Exercise directions
Please give the listing again, word for word, with nothing left out.

____

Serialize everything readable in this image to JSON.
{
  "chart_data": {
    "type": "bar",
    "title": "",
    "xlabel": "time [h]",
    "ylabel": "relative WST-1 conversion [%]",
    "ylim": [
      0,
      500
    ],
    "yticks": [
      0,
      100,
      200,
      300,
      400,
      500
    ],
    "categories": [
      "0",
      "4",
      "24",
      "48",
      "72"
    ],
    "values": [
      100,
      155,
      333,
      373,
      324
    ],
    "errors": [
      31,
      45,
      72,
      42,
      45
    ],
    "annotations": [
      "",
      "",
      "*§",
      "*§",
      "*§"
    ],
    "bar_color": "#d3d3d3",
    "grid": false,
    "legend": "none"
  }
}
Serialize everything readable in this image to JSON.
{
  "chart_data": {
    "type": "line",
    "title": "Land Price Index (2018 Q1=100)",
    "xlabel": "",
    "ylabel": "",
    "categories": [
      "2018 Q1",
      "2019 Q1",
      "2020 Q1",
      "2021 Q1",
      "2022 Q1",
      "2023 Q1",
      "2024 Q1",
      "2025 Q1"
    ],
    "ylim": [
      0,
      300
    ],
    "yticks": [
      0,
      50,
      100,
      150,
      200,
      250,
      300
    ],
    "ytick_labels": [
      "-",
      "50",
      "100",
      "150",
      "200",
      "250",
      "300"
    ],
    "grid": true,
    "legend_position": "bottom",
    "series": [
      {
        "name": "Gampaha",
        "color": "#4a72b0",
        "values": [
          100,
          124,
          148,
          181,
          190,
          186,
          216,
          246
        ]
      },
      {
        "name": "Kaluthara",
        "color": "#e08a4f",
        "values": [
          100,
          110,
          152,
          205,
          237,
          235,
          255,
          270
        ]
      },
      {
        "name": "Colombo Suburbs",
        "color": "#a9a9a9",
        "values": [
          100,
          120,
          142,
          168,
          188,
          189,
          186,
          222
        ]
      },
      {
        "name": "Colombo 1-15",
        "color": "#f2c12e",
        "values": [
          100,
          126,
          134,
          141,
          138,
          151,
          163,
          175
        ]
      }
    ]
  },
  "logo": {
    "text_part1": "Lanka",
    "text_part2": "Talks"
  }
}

____

Output for this exercise
Serialize everything readable in this image to JSON.
{
  "chart_data": {
    "type": "bar",
    "title": "",
    "xlabel": "time [h]",
    "ylabel": "relative WST-1 conversion [%]",
    "ylim": [
      0,
      500
    ],
    "yticks": [
      0,
      100,
      200,
      300,
      400,
      500
    ],
    "categories": [
      "0",
      "4",
      "24",
      "48",
      "72"
    ],
    "values": [
      100,
      155,
      333,
      373,
      324
    ],
    "errors": [
      31,
      45,
      72,
      42,
      45
    ],
    "annotations": [
      "",
      "",
      "*§",
      "*§",
      "*§"
    ],
    "bar_color": "#d3d3d3",
    "grid": false,
    "legend": "none"
  }
}
Serialize everything readable in this image to JSON.
{
  "chart_data": {
    "type": "line",
    "title": "Land Price Index (2018 Q1=100)",
    "xlabel": "",
    "ylabel": "",
    "categories": [
      "2018 Q1",
      "2019 Q1",
      "2020 Q1",
      "2021 Q1",
      "2022 Q1",
      "2023 Q1",
      "2024 Q1",
      "2025 Q1"
    ],
    "ylim": [
      0,
      300
    ],
    "yticks": [
      0,
      50,
      100,
      150,
      200,
      250,
      300
    ],
    "ytick_labels": [
      "-",
      "50",
      "100",
      "150",
      "200",
      "250",
      "300"
    ],
    "grid": true,
    "legend_position": "bottom",
    "series": [
      {
        "name": "Gampaha",
        "color": "#4a72b0",
        "values": [
          100,
          124,
          148,
          181,
          190,
          186,
          216,
          246
        ]
      },
      {
        "name": "Kaluthara",
        "color": "#e08a4f",
        "values": [
          100,
          110,
          152,
          205,
          237,
          235,
          255,
          270
        ]
      },
      {
        "name": "Colombo Suburbs",
        "color": "#a9a9a9",
        "values": [
          100,
          120,
          142,
          168,
          188,
          189,
          186,
          222
        ]
      },
      {
        "name": "Colombo 1-15",
        "color": "#f2c12e",
        "values": [
          100,
          126,
          134,
          141,
          138,
          151,
          163,
          175
        ]
      }
    ]
  },
  "logo": {
    "text_part1": "Lanka",
    "text_part2": "Talks"
  }
}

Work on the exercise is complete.